■ What you have to do:
Omitting all pictures, copy word for word the lines from the line containing "Read this page and output its text content." through the final line of the entries.

[Stored records]
--- BEGIN ---
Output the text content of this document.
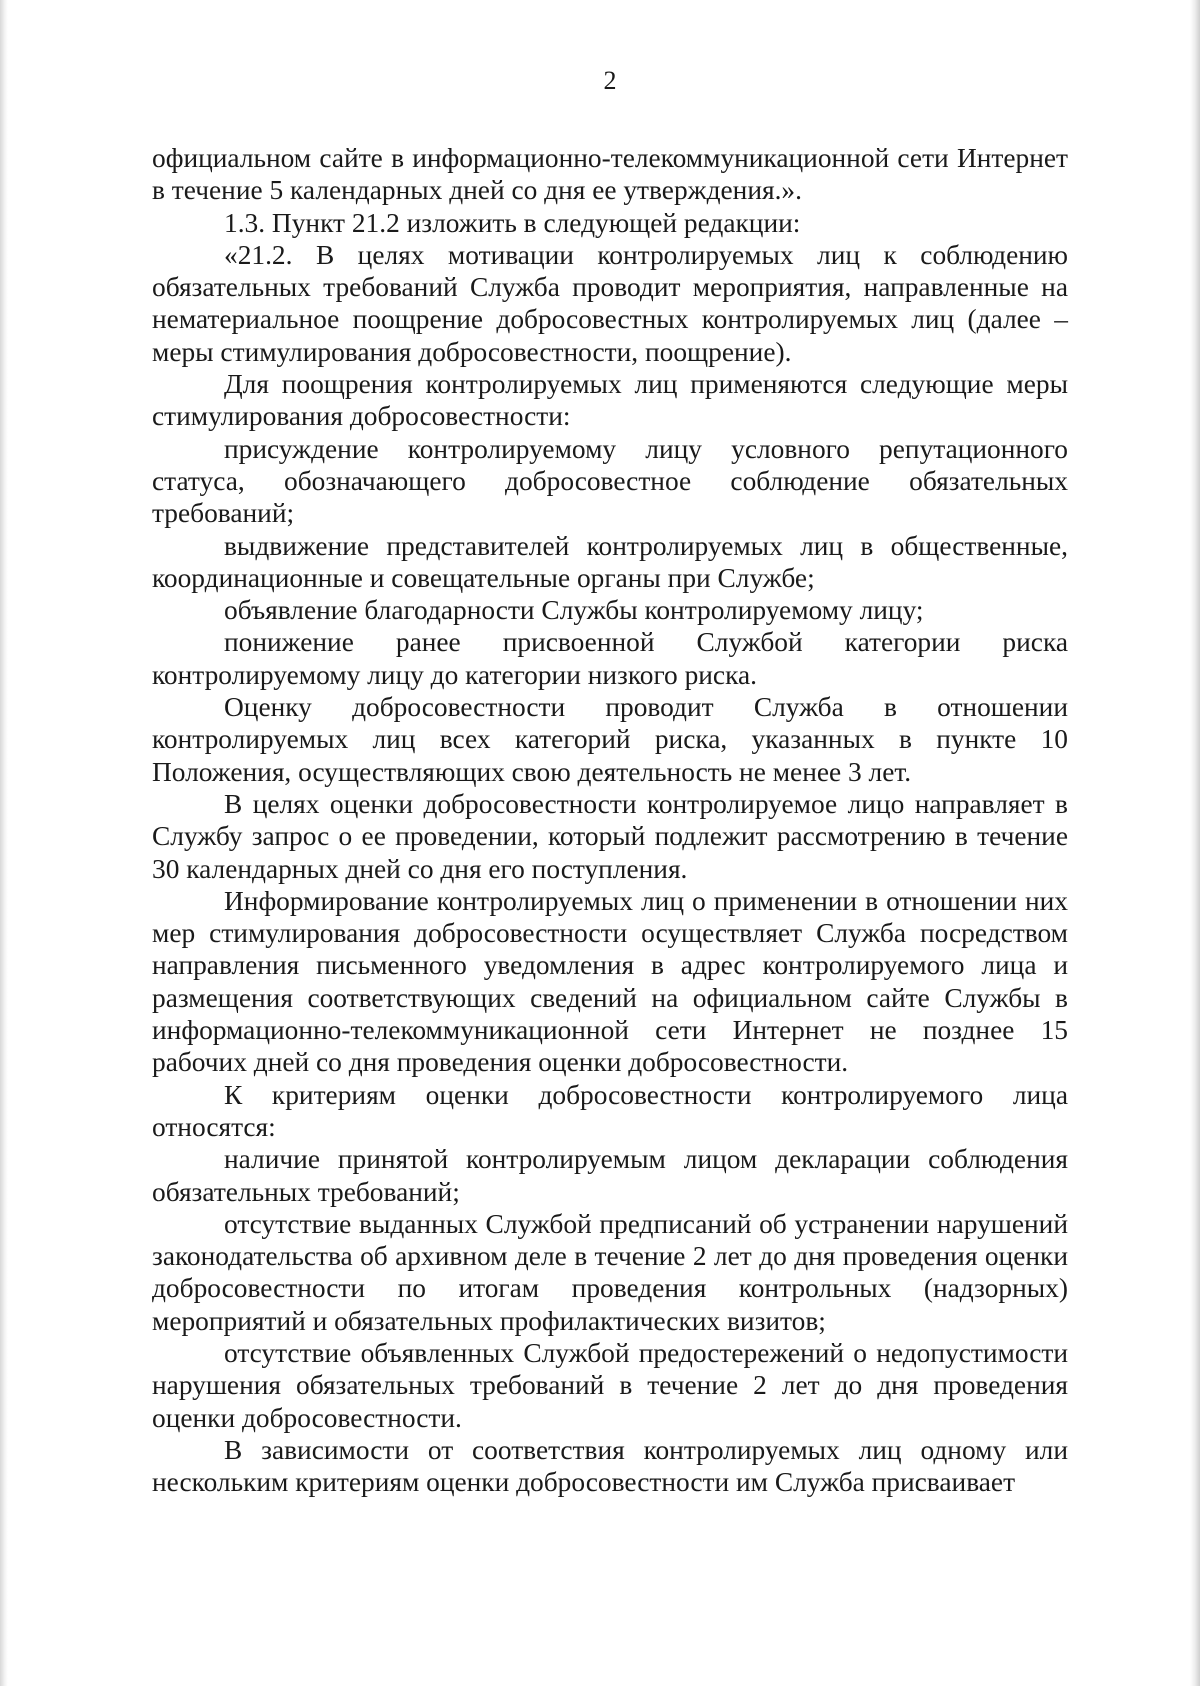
2

официальном сайте в информационно-телекоммуникационной сети Интернет в течение 5 календарных дней со дня ее утверждения.».

1.3. Пункт 21.2 изложить в следующей редакции:

«21.2. В целях мотивации контролируемых лиц к соблюдению обязательных требований Служба проводит мероприятия, направленные на нематериальное поощрение добросовестных контролируемых лиц (далее – меры стимулирования добросовестности, поощрение).

Для поощрения контролируемых лиц применяются следующие меры стимулирования добросовестности:

присуждение контролируемому лицу условного репутационного статуса, обозначающего добросовестное соблюдение обязательных требований;

выдвижение представителей контролируемых лиц в общественные, координационные и совещательные органы при Службе;

объявление благодарности Службы контролируемому лицу;

понижение ранее присвоенной Службой категории риска контролируемому лицу до категории низкого риска.

Оценку добросовестности проводит Служба в отношении контролируемых лиц всех категорий риска, указанных в пункте 10 Положения, осуществляющих свою деятельность не менее 3 лет.

В целях оценки добросовестности контролируемое лицо направляет в Службу запрос о ее проведении, который подлежит рассмотрению в течение 30 календарных дней со дня его поступления.

Информирование контролируемых лиц о применении в отношении них мер стимулирования добросовестности осуществляет Служба посредством направления письменного уведомления в адрес контролируемого лица и размещения соответствующих сведений на официальном сайте Службы в информационно-телекоммуникационной сети Интернет не позднее 15 рабочих дней со дня проведения оценки добросовестности.

К критериям оценки добросовестности контролируемого лица относятся:

наличие принятой контролируемым лицом декларации соблюдения обязательных требований;

отсутствие выданных Службой предписаний об устранении нарушений законодательства об архивном деле в течение 2 лет до дня проведения оценки добросовестности по итогам проведения контрольных (надзорных) мероприятий и обязательных профилактических визитов;

отсутствие объявленных Службой предостережений о недопустимости нарушения обязательных требований в течение 2 лет до дня проведения оценки добросовестности.

В зависимости от соответствия контролируемых лиц одному или нескольким критериям оценки добросовестности им Служба присваивает
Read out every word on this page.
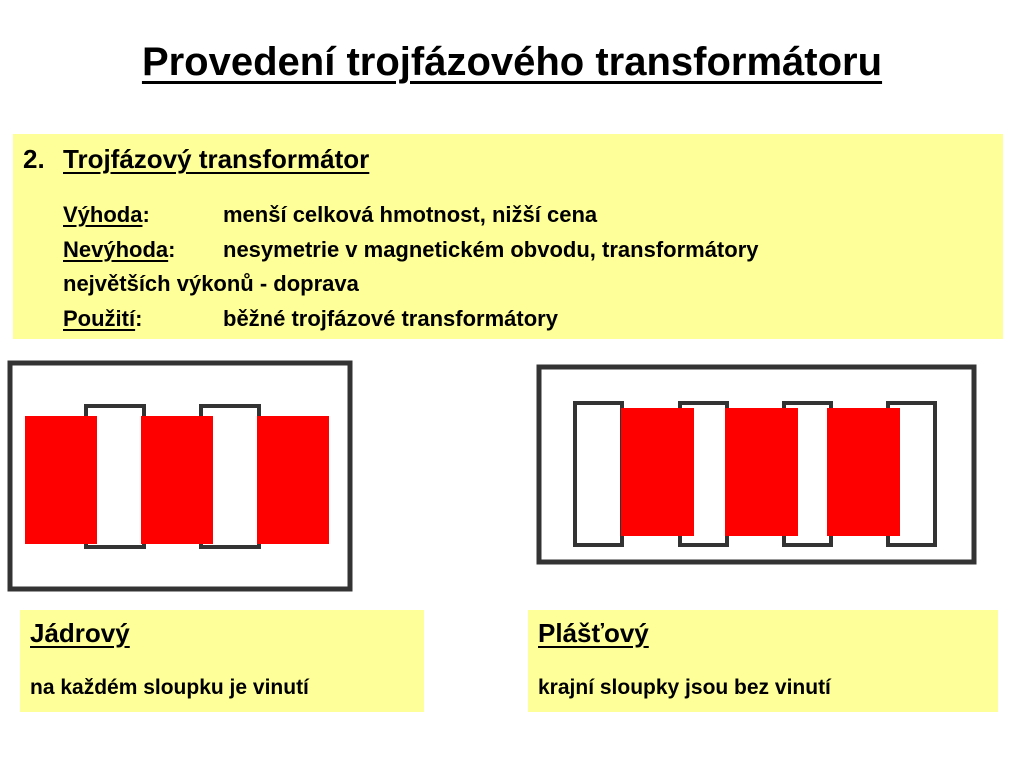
Provedení trojfázového transformátoru
2. Trojfázový transformátor
Výhoda:	menší celková hmotnost, nižší cena
Nevýhoda: nesymetrie v magnetickém obvodu, transformátory
největších výkonů - doprava
Použití:	běžné trojfázové transformátory
Jádrový
na každém sloupku je vinutí
Plášťový
krajní sloupky jsou bez vinutí
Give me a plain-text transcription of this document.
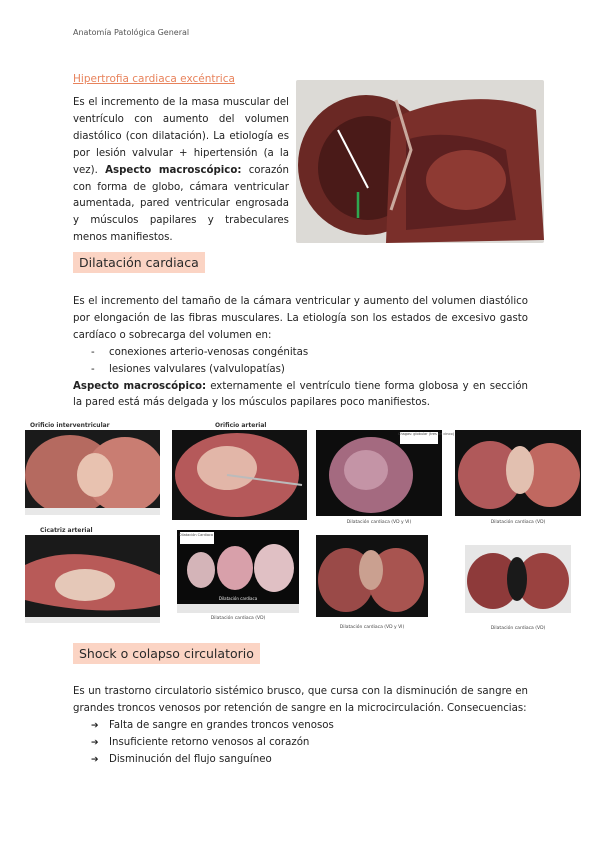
Anatomía Patológica General
Hipertrofia cardiaca excéntrica
Es el incremento de la masa muscular del ventrículo con aumento del volumen diastólico (con dilatación). La etiología es por lesión valvular + hipertensión (a la vez). Aspecto macroscópico: corazón con forma de globo, cámara ventricular aumentada, pared ventricular engrosada y músculos papilares y trabeculares menos manifiestos.
Dilatación cardiaca
Es el incremento del tamaño de la cámara ventricular y aumento del volumen diastólico por elongación de las fibras musculares. La etiología son los estados de excesivo gasto cardíaco o sobrecarga del volumen en:
- conexiones arterio-venosas congénitas
- lesiones valvulares (valvulopatías)
Aspecto macroscópico: externamente el ventrículo tiene forma globosa y en sección la pared está más delgada y los músculos papilares poco manifiestos.
Orificio interventricular	Orificio arterial
Chagas: globular (tres de cinco)
Dilatación cardiaca (VD y VI)	Dilatación cardiaca (VD)
Cicatriz arterial
Dilatación Cardiaca
Dilatación cardíaca
Dilatación cardiaca (VD)
Dilatación cardiaca (VD y VI)	Dilatación cardiaca (VD)
Shock o colapso circulatorio
Es un trastorno circulatorio sistémico brusco, que cursa con la disminución de sangre en grandes troncos venosos por retención de sangre en la microcirculación. Consecuencias:
➔ Falta de sangre en grandes troncos venosos
➔ Insuficiente retorno venosos al corazón
➔ Disminución del flujo sanguíneo
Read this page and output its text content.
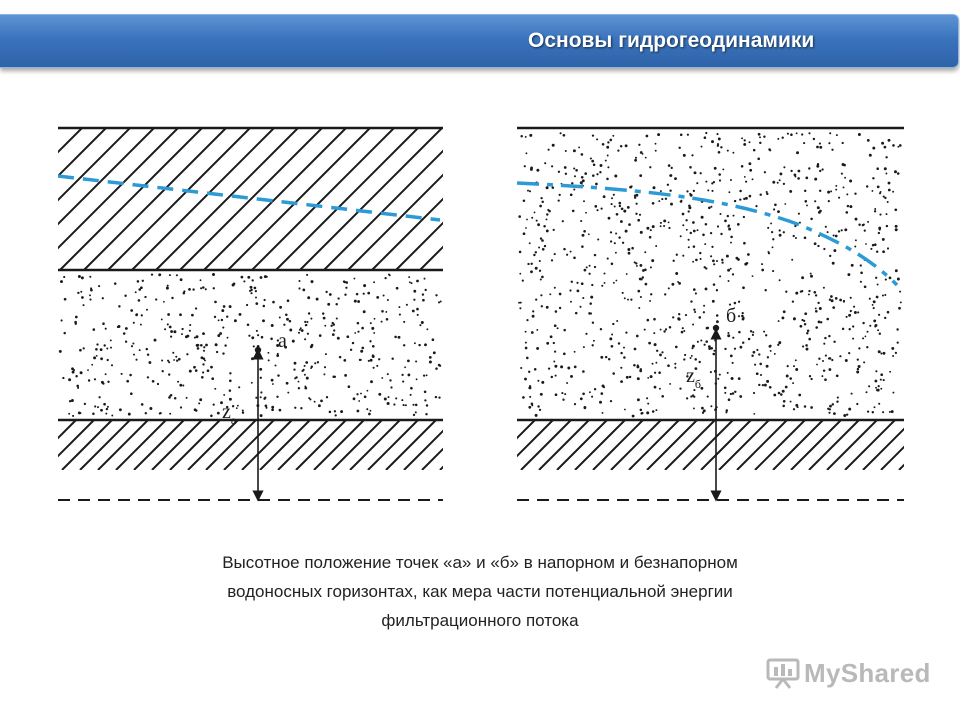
Основы гидрогеодинамики
а
$z_а$
б
$z_б$
Высотное положение точек «а» и «б» в напорном и безнапорном
водоносных горизонтах, как мера части потенциальной энергии
фильтрационного потока
MyShared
--- END ---
■ Answer to this problem:
Read this page and output its text content.
Основы гидрогеодинамики
а
$z_а$
б
$z_б$
Высотное положение точек «а» и «б» в напорном и безнапорном
водоносных горизонтах, как мера части потенциальной энергии
фильтрационного потока
MyShared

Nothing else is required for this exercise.